Given request. Reproduce each line that includes the word "content".

Items.
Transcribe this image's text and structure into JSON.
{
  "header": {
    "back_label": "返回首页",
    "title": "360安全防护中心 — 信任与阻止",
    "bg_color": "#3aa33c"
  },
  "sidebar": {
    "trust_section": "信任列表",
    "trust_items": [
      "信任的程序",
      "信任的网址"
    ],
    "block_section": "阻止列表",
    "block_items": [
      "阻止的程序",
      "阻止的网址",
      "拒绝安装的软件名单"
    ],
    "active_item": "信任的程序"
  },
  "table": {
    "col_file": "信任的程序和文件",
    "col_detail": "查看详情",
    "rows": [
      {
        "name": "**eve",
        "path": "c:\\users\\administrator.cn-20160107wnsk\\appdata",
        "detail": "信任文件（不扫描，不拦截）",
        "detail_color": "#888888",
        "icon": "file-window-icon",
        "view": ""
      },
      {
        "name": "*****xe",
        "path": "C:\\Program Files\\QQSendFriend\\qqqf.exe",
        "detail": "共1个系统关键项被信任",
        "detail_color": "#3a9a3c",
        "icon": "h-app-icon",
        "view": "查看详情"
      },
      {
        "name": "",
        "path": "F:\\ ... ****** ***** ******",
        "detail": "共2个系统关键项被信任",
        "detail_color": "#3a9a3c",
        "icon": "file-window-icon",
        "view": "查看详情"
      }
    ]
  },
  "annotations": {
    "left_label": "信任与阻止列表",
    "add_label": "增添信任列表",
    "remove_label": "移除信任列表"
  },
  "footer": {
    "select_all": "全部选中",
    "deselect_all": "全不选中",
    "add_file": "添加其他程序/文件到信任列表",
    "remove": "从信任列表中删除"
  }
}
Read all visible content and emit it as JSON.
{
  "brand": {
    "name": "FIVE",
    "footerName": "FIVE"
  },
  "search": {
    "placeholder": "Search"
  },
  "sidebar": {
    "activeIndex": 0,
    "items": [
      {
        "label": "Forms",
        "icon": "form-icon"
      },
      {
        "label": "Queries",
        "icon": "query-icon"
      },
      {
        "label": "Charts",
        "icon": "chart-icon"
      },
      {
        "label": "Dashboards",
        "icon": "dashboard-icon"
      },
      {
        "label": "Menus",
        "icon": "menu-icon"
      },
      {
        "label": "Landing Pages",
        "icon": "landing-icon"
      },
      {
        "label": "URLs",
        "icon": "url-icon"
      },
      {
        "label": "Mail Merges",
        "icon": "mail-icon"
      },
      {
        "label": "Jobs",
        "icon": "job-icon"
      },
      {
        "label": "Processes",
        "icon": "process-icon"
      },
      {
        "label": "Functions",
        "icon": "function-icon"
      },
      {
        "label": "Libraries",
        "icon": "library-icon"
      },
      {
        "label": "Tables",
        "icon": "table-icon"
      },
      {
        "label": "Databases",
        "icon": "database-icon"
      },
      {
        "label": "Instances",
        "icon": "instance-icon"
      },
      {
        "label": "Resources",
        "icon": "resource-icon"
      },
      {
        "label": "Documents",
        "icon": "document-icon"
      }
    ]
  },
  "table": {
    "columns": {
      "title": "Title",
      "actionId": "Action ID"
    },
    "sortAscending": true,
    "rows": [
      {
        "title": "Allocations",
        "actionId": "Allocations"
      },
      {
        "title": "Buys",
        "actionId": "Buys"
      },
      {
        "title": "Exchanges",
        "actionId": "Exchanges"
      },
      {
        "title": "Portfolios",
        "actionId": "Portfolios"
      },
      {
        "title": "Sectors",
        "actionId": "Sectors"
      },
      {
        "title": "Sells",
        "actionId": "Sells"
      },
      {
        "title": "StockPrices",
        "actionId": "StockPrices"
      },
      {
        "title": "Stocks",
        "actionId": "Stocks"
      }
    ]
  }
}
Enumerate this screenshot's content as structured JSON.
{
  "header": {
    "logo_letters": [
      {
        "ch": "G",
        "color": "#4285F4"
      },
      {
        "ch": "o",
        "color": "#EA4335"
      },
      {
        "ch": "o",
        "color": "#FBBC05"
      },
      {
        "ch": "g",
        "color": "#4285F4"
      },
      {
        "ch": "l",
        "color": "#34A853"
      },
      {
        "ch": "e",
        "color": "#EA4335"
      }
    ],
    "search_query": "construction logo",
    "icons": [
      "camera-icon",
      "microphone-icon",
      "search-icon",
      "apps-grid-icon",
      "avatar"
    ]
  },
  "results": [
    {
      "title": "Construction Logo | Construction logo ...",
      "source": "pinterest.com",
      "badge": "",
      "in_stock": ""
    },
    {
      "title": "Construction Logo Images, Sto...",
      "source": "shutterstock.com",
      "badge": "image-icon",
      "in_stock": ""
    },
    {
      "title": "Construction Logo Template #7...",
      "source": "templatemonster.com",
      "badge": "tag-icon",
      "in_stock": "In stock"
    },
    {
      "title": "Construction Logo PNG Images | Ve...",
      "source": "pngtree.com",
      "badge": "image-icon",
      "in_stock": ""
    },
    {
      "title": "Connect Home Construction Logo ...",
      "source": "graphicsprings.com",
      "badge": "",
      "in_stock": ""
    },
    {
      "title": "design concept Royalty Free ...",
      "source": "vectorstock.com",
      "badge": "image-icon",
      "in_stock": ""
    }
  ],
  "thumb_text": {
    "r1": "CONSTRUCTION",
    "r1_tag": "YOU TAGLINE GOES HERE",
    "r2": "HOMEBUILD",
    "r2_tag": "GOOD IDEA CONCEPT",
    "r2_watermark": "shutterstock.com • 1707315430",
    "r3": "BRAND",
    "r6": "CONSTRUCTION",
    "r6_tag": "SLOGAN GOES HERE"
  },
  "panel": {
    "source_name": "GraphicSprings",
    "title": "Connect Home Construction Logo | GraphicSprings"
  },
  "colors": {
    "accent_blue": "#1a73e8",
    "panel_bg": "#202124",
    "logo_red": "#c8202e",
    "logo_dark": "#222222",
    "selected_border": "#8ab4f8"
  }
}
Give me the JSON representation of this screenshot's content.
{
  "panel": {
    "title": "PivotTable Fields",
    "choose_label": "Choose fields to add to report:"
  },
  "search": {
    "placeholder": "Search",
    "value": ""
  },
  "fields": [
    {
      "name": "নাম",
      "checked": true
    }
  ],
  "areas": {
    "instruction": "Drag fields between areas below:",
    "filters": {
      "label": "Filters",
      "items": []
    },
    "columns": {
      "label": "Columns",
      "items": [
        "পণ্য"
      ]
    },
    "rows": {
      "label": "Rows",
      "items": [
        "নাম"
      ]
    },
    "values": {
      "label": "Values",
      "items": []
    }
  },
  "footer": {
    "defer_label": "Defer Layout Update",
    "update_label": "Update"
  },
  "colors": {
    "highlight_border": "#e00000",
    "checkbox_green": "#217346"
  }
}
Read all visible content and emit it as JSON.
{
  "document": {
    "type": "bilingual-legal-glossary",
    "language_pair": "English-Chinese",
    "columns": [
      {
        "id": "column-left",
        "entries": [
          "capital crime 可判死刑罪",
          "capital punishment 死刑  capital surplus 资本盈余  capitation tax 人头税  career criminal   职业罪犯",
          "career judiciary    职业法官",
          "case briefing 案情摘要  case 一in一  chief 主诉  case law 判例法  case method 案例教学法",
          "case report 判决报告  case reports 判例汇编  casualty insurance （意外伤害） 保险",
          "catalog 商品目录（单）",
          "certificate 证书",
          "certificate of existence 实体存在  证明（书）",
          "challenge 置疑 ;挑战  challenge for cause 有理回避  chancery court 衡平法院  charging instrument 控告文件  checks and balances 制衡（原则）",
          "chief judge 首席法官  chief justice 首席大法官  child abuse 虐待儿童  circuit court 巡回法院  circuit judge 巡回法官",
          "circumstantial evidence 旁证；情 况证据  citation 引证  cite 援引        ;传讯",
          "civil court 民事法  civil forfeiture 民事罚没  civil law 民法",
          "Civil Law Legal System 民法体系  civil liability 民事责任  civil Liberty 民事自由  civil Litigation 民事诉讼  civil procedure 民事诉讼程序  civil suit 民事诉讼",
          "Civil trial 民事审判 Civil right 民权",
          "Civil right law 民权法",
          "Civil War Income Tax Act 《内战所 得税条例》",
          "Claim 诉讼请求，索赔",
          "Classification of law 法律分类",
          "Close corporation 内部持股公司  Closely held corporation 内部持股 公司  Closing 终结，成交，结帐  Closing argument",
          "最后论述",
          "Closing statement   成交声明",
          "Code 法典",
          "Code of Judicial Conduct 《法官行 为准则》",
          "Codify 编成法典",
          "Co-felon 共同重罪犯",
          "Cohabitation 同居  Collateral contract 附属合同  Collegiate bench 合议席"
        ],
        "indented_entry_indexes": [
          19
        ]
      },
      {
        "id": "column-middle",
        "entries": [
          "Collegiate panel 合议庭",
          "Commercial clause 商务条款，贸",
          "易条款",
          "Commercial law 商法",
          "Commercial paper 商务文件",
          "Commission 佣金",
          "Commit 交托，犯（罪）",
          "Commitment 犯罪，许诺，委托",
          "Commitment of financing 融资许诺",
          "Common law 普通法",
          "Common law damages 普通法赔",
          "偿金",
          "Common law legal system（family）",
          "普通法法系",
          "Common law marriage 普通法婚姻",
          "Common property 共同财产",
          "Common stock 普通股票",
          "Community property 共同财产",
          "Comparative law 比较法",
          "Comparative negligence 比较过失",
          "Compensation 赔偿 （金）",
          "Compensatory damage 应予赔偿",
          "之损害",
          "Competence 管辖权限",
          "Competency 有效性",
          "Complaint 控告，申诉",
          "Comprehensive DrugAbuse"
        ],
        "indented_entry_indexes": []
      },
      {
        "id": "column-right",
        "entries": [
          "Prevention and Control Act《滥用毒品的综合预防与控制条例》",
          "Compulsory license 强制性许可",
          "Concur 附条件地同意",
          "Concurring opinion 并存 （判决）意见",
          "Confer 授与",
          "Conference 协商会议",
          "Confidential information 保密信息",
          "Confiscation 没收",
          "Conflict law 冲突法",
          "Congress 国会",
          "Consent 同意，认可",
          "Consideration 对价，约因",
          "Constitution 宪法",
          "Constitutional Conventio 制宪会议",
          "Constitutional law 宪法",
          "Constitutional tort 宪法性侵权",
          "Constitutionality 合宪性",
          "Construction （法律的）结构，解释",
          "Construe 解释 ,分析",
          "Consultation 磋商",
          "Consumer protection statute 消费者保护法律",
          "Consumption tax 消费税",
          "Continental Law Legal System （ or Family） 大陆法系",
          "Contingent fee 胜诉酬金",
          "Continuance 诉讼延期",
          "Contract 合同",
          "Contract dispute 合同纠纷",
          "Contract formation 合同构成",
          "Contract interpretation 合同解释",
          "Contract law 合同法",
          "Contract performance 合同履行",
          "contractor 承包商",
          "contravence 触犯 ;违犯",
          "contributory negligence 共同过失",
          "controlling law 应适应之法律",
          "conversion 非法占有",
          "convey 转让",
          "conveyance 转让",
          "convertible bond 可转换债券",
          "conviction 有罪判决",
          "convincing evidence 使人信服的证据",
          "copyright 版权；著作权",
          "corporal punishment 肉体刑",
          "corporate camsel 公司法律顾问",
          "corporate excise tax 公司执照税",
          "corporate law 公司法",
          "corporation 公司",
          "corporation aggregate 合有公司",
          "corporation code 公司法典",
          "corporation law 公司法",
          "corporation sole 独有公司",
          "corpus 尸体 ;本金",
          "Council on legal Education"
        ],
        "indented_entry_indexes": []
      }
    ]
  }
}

Exercise result.
Read all visible content and emit it as JSON.
Enumerate this screenshot's content as structured JSON.
Give me the JSON representation of this screenshot's content.
Read all visible content and emit it as JSON.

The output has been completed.